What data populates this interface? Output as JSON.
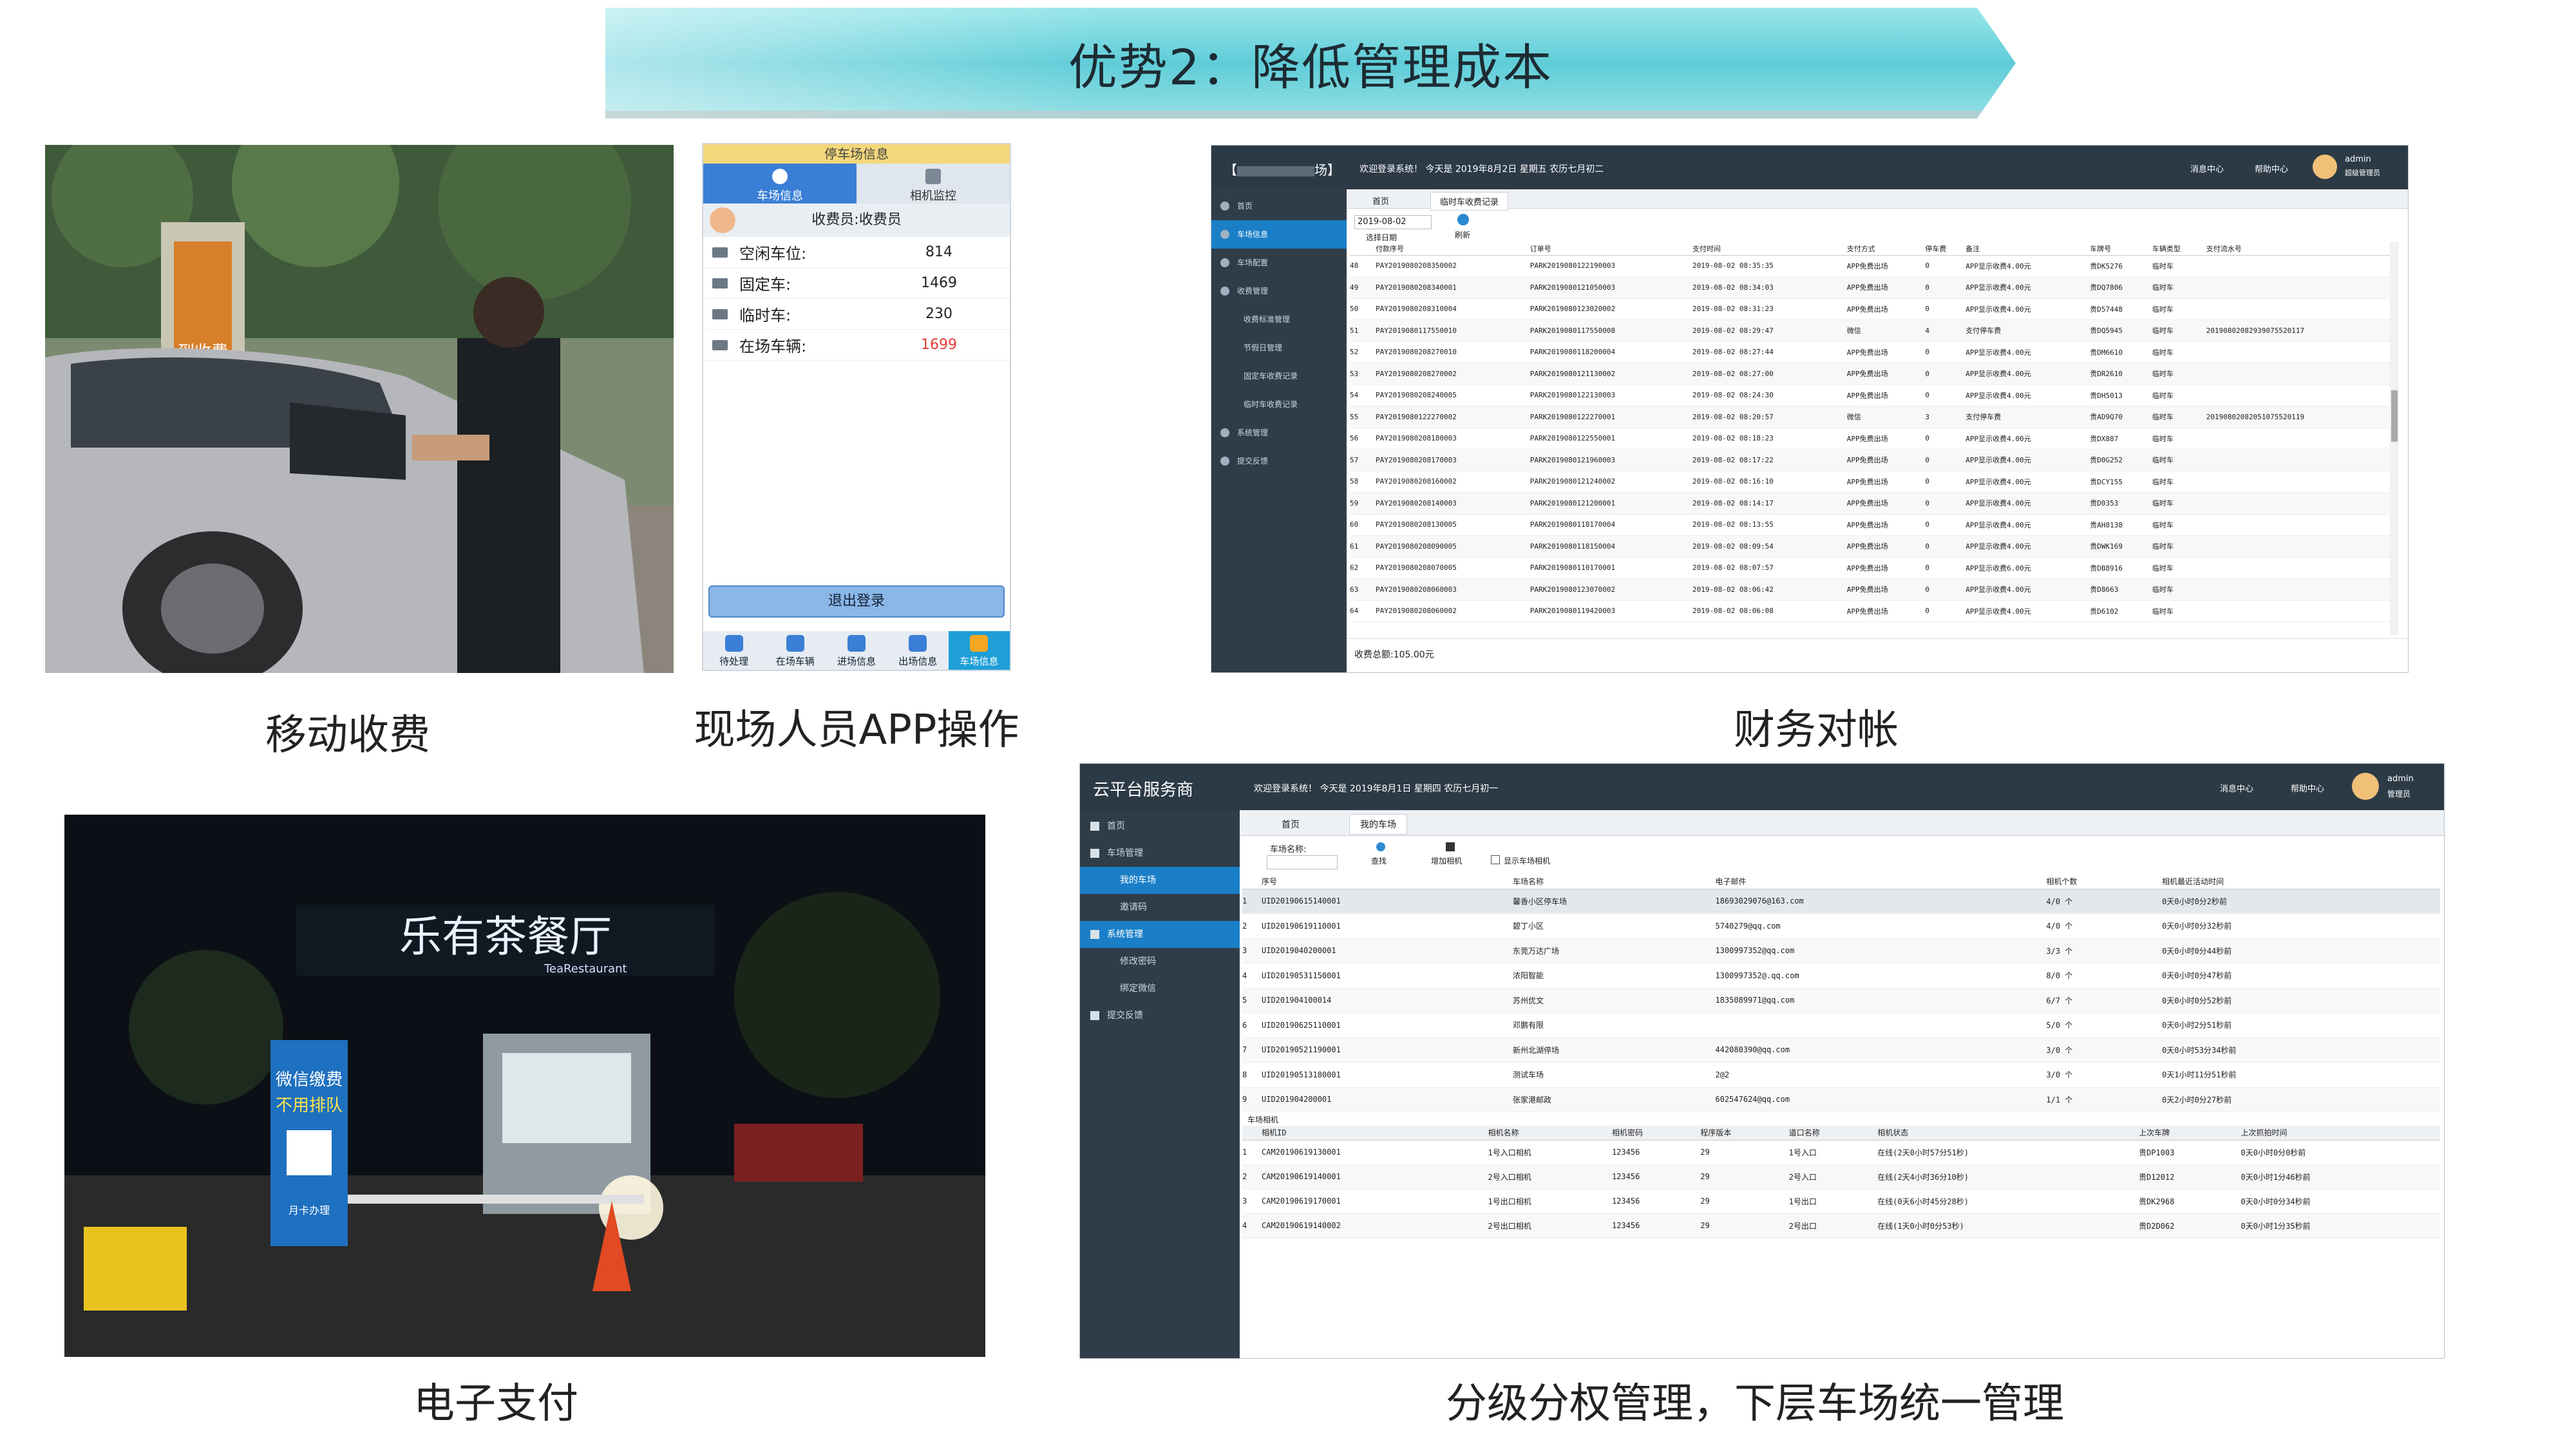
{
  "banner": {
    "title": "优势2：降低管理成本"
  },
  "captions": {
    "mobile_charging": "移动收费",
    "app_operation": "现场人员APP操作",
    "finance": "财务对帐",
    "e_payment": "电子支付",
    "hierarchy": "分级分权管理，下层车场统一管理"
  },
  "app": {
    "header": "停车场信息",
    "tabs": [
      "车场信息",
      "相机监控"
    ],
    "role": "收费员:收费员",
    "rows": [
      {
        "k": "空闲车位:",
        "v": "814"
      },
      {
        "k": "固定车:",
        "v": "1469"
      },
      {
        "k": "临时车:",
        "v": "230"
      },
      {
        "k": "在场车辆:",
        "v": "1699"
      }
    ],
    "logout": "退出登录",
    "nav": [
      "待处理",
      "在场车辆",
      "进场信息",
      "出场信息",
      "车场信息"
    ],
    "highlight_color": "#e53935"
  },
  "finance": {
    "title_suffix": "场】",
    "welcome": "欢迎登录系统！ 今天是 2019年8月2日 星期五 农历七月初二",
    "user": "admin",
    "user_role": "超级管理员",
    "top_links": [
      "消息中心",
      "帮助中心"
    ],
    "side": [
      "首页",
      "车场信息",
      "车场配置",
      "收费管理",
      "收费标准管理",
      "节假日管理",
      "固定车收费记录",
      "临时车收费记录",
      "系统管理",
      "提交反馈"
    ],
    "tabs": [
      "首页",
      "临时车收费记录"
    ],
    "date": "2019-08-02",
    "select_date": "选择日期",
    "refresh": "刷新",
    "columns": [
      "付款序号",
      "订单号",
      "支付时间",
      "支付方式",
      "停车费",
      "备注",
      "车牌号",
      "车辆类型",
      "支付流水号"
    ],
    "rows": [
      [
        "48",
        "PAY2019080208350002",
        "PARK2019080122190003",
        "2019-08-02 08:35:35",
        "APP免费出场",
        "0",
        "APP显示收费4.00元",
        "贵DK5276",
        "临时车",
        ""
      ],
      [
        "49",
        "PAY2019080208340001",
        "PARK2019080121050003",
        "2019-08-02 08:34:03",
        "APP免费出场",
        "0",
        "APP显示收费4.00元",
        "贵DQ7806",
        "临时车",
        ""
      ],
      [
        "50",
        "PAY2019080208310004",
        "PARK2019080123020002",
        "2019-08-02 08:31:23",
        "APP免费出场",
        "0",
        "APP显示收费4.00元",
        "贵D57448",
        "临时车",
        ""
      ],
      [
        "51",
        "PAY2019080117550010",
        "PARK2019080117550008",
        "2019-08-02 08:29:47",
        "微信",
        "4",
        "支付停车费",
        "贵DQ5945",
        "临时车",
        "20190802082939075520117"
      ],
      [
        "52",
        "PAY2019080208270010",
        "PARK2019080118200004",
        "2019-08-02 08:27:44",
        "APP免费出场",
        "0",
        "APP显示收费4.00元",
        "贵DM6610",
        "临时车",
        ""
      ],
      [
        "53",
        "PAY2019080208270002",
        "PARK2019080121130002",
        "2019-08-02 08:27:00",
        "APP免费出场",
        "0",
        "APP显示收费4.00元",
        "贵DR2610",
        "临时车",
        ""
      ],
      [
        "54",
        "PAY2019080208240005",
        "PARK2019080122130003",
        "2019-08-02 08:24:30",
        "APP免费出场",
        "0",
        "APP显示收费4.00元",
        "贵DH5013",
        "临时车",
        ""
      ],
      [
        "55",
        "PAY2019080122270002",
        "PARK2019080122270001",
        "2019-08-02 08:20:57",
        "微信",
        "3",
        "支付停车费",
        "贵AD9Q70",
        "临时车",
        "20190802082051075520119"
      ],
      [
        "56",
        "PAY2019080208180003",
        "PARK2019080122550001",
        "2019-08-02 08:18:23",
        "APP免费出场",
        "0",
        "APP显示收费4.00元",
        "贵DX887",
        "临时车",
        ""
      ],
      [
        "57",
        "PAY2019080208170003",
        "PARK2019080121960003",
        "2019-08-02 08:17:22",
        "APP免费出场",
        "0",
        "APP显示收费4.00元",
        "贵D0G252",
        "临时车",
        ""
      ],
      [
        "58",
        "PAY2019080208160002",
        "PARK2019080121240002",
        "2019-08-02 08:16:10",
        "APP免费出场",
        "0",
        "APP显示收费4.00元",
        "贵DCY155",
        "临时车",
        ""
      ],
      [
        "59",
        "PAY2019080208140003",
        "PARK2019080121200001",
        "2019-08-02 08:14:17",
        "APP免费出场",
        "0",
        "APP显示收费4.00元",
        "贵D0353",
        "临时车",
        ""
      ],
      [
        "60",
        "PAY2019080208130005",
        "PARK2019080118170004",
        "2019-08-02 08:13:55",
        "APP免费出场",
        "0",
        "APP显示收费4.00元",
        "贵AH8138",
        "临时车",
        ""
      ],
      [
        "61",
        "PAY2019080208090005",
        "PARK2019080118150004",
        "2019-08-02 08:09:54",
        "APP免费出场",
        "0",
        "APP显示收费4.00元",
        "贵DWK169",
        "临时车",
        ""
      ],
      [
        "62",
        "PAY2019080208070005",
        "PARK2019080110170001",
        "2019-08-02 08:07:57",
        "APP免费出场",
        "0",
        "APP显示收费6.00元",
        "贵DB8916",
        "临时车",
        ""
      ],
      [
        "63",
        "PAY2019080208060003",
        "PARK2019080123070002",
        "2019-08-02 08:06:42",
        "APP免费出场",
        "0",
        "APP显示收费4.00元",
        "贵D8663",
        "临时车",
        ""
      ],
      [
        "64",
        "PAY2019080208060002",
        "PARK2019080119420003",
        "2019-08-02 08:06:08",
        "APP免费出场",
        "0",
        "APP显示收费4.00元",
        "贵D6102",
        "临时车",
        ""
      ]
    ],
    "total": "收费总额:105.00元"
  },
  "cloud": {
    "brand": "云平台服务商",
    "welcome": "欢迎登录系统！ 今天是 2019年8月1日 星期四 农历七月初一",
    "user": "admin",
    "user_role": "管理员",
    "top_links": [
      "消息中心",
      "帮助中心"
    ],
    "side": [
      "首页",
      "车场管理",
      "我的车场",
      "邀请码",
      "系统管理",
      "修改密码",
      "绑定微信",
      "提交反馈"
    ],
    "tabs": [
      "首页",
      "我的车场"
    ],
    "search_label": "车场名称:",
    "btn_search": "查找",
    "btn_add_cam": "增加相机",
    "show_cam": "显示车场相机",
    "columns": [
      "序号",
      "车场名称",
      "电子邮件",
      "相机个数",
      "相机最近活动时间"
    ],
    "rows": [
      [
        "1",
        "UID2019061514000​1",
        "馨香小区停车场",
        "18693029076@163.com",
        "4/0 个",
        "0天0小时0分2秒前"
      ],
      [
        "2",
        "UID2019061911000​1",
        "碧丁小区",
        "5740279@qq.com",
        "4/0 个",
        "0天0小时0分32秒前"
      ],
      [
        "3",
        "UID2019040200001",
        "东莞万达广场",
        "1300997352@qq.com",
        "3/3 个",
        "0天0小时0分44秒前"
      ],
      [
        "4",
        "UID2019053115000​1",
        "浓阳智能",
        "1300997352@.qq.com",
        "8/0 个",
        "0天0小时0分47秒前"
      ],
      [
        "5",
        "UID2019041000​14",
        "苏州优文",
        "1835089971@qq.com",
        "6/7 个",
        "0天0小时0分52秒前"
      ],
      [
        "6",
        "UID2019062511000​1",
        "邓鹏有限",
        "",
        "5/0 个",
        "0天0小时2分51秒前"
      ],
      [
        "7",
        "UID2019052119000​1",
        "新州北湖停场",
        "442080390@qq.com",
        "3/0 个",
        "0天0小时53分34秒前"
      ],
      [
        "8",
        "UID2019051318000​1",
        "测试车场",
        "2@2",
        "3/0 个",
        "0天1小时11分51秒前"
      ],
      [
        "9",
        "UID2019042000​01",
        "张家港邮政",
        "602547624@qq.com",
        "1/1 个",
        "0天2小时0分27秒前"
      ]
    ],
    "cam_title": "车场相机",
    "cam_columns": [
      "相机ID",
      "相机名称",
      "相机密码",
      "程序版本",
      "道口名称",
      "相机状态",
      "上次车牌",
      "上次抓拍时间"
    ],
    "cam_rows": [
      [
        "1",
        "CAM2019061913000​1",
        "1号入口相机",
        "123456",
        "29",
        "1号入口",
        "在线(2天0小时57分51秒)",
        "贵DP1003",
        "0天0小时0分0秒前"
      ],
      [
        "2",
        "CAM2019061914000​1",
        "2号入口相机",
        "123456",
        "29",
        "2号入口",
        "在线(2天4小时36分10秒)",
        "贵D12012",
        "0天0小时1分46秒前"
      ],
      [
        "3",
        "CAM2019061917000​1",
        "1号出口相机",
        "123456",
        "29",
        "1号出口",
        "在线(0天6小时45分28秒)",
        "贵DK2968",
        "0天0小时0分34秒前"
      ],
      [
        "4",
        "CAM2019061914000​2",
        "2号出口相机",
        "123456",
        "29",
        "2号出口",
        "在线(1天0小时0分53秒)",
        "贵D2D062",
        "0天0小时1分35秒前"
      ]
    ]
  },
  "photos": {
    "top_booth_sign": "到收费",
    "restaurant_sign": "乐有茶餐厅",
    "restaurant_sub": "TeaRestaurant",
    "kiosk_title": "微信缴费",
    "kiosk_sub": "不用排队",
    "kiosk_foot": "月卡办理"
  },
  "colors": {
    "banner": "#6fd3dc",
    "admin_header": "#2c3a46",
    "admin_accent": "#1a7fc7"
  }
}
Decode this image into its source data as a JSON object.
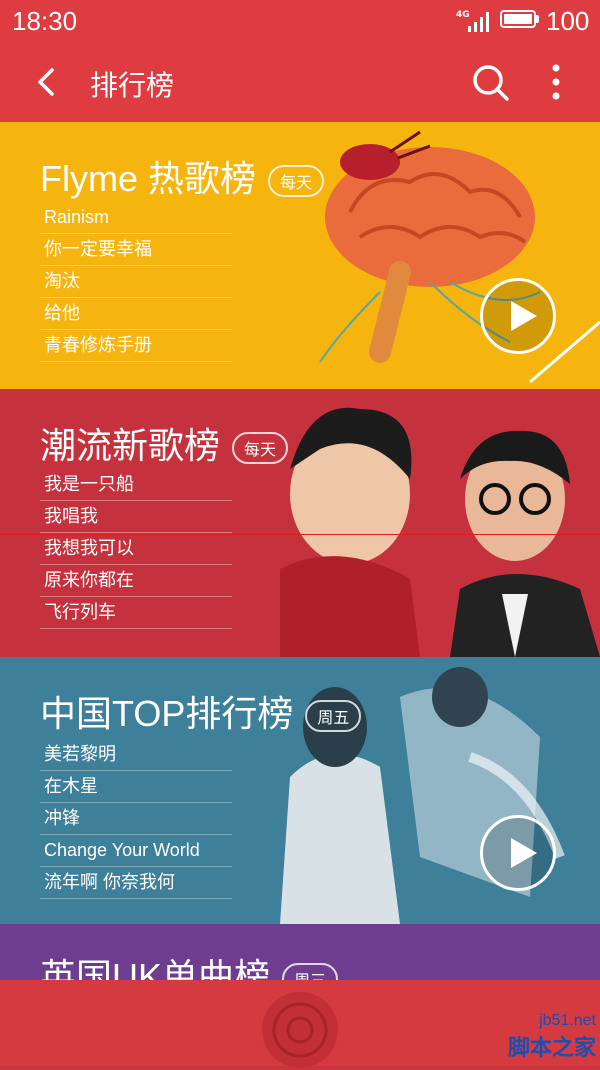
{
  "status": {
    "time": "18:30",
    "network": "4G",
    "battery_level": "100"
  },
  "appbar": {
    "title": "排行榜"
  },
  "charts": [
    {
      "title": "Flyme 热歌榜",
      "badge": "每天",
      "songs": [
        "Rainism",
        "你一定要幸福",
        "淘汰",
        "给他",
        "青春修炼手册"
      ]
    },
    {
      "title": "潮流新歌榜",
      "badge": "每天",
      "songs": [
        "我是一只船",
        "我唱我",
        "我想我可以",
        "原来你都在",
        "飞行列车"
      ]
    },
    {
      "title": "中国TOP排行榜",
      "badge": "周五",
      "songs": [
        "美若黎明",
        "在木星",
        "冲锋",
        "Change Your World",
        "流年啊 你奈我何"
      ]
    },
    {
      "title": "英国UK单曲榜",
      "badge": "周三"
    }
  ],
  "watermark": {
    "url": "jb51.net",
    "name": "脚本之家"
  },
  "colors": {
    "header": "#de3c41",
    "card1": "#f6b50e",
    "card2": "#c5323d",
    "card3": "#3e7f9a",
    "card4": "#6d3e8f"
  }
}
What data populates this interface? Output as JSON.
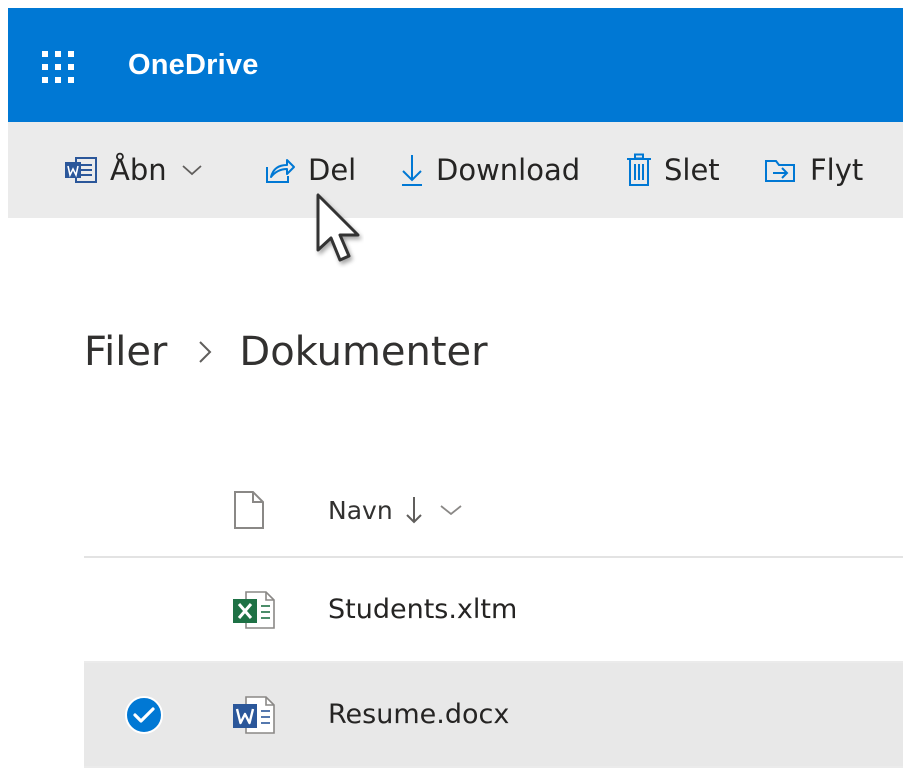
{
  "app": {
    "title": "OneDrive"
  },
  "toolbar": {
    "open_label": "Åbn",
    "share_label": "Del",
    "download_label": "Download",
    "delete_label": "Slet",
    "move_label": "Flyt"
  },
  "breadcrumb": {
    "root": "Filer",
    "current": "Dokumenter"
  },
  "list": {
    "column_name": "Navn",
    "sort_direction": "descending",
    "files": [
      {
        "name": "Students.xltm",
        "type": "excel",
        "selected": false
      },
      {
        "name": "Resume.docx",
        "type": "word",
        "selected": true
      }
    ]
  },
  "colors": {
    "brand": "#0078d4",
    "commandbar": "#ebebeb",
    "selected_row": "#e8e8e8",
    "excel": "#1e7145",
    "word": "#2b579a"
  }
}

......

Skip the pictures. Please copy exactly the lines from the one with "Decode this image" through the final line of the material above, both ends included.

OUTPUT FOR THIS TASK:
Decode this image into its source data as a JSON object.
{
  "status": {
    "time": "18:30",
    "network": "4G",
    "battery_level": "100"
  },
  "appbar": {
    "title": "排行榜"
  },
  "charts": [
    {
      "title": "Flyme 热歌榜",
      "badge": "每天",
      "songs": [
        "Rainism",
        "你一定要幸福",
        "淘汰",
        "给他",
        "青春修炼手册"
      ]
    },
    {
      "title": "潮流新歌榜",
      "badge": "每天",
      "songs": [
        "我是一只船",
        "我唱我",
        "我想我可以",
        "原来你都在",
        "飞行列车"
      ]
    },
    {
      "title": "中国TOP排行榜",
      "badge": "周五",
      "songs": [
        "美若黎明",
        "在木星",
        "冲锋",
        "Change Your World",
        "流年啊 你奈我何"
      ]
    },
    {
      "title": "英国UK单曲榜",
      "badge": "周三"
    }
  ],
  "watermark": {
    "url": "jb51.net",
    "name": "脚本之家"
  },
  "colors": {
    "header": "#de3c41",
    "card1": "#f6b50e",
    "card2": "#c5323d",
    "card3": "#3e7f9a",
    "card4": "#6d3e8f"
  }
}
What data populates this interface? Output as JSON.
{
  "app": {
    "title": "OneDrive"
  },
  "toolbar": {
    "open_label": "Åbn",
    "share_label": "Del",
    "download_label": "Download",
    "delete_label": "Slet",
    "move_label": "Flyt"
  },
  "breadcrumb": {
    "root": "Filer",
    "current": "Dokumenter"
  },
  "list": {
    "column_name": "Navn",
    "sort_direction": "descending",
    "files": [
      {
        "name": "Students.xltm",
        "type": "excel",
        "selected": false
      },
      {
        "name": "Resume.docx",
        "type": "word",
        "selected": true
      }
    ]
  },
  "colors": {
    "brand": "#0078d4",
    "commandbar": "#ebebeb",
    "selected_row": "#e8e8e8",
    "excel": "#1e7145",
    "word": "#2b579a"
  }
}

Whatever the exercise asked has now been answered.